Start of Data in this exercise

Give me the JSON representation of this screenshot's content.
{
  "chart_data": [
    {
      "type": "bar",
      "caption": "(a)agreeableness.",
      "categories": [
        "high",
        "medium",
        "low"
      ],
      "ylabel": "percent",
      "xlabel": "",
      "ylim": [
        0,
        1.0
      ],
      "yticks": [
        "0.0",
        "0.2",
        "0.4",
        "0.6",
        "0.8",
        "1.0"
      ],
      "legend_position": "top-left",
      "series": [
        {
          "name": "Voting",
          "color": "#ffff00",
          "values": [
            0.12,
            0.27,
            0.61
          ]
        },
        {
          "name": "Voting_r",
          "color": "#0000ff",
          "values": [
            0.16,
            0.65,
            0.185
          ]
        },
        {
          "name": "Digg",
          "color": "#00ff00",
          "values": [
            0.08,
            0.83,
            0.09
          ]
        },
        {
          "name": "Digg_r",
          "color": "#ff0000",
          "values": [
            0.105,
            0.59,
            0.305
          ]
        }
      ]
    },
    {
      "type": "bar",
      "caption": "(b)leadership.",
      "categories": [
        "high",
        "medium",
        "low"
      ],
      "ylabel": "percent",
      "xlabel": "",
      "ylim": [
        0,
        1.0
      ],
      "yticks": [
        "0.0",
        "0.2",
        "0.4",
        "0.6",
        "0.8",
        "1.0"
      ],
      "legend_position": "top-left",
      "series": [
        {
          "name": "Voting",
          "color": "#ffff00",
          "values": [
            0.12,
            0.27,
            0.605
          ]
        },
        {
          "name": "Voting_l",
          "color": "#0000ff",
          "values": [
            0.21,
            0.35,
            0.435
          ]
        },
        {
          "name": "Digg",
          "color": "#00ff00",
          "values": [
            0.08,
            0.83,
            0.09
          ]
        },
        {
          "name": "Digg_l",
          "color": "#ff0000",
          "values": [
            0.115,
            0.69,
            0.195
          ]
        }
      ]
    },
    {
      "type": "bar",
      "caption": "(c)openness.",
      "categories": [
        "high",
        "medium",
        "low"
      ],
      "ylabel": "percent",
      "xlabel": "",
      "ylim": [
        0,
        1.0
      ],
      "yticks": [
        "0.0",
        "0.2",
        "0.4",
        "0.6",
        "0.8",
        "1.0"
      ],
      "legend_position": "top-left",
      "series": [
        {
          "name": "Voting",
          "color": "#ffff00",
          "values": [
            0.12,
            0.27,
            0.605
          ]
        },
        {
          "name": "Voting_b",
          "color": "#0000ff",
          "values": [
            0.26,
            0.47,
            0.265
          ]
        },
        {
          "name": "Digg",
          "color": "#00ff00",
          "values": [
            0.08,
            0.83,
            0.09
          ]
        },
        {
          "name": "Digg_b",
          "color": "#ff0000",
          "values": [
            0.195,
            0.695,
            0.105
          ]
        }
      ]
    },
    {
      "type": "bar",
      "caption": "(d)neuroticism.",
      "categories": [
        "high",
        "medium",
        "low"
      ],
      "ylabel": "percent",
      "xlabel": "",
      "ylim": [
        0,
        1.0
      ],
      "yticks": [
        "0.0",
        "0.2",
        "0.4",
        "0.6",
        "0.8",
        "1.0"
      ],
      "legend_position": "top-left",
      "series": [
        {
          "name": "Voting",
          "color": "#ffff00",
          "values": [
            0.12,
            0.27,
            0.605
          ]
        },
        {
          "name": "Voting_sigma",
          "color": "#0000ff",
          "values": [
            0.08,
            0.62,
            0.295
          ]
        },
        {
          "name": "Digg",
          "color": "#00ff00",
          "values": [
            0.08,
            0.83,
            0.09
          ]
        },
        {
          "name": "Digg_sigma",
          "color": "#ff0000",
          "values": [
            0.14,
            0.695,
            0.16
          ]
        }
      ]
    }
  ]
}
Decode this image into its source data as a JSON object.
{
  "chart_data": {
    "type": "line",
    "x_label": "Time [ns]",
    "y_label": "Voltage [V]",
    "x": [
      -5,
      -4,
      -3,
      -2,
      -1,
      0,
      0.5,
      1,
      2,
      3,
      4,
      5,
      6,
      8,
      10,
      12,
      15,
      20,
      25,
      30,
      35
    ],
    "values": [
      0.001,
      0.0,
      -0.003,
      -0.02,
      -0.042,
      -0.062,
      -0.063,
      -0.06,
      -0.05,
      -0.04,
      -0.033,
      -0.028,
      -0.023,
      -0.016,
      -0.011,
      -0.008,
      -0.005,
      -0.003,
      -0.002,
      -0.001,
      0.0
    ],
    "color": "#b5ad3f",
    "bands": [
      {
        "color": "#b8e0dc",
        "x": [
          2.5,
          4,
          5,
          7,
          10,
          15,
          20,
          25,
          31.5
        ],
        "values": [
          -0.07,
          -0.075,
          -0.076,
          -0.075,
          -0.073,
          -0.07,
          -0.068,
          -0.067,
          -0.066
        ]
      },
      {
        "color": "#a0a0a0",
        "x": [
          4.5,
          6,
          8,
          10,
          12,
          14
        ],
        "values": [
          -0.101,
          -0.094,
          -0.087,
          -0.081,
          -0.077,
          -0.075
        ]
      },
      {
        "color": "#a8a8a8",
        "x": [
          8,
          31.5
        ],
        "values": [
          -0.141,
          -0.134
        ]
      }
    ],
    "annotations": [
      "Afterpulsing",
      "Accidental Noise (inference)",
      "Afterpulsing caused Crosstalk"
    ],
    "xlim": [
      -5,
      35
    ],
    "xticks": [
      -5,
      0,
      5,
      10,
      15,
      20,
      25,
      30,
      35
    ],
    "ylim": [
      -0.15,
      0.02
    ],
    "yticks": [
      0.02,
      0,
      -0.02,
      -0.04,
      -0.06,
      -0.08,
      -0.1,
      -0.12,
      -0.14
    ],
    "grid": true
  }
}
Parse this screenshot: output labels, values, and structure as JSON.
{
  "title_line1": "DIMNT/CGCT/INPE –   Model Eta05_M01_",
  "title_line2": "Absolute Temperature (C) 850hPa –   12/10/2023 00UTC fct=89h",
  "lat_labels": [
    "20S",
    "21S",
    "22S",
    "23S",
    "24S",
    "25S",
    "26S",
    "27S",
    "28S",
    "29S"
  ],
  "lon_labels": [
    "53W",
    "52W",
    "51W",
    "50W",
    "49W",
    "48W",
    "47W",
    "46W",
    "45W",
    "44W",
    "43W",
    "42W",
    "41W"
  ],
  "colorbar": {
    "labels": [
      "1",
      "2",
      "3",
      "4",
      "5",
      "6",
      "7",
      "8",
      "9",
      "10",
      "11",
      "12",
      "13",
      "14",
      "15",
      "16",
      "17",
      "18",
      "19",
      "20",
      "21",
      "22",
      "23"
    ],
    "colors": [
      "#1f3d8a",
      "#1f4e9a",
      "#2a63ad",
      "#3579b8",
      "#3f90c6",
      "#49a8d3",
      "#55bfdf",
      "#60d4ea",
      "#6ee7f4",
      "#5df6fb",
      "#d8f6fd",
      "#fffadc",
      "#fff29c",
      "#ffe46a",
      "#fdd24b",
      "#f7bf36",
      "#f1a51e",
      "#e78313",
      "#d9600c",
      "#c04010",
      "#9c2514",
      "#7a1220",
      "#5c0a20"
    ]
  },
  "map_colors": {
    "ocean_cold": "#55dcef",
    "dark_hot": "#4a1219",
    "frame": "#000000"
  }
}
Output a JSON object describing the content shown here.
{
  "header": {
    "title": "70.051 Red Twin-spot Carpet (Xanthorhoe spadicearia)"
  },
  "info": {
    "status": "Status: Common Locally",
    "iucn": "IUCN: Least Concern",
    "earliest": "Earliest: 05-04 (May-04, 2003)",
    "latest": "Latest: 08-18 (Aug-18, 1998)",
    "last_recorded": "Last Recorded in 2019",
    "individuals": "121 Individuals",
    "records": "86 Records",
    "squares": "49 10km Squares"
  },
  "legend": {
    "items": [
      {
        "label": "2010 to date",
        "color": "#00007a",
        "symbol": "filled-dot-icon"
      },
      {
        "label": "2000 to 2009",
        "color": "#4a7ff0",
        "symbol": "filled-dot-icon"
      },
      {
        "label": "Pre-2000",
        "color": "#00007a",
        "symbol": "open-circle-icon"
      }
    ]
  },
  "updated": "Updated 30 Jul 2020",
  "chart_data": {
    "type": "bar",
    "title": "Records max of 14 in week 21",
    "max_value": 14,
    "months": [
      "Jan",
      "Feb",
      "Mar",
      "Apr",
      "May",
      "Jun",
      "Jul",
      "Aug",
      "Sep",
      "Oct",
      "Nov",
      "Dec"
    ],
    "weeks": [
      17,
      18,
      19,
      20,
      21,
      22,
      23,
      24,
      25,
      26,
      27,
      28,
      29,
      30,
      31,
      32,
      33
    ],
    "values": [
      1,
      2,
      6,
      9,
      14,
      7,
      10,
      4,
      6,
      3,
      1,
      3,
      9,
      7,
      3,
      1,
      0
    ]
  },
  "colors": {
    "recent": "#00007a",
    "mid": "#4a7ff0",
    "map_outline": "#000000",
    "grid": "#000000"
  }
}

End of Data in this exercise

Task prompt: Pick out the lines that have the word "Afterpulsing". Copy them all.

The result:
      "Afterpulsing",
      "Afterpulsing caused Crosstalk"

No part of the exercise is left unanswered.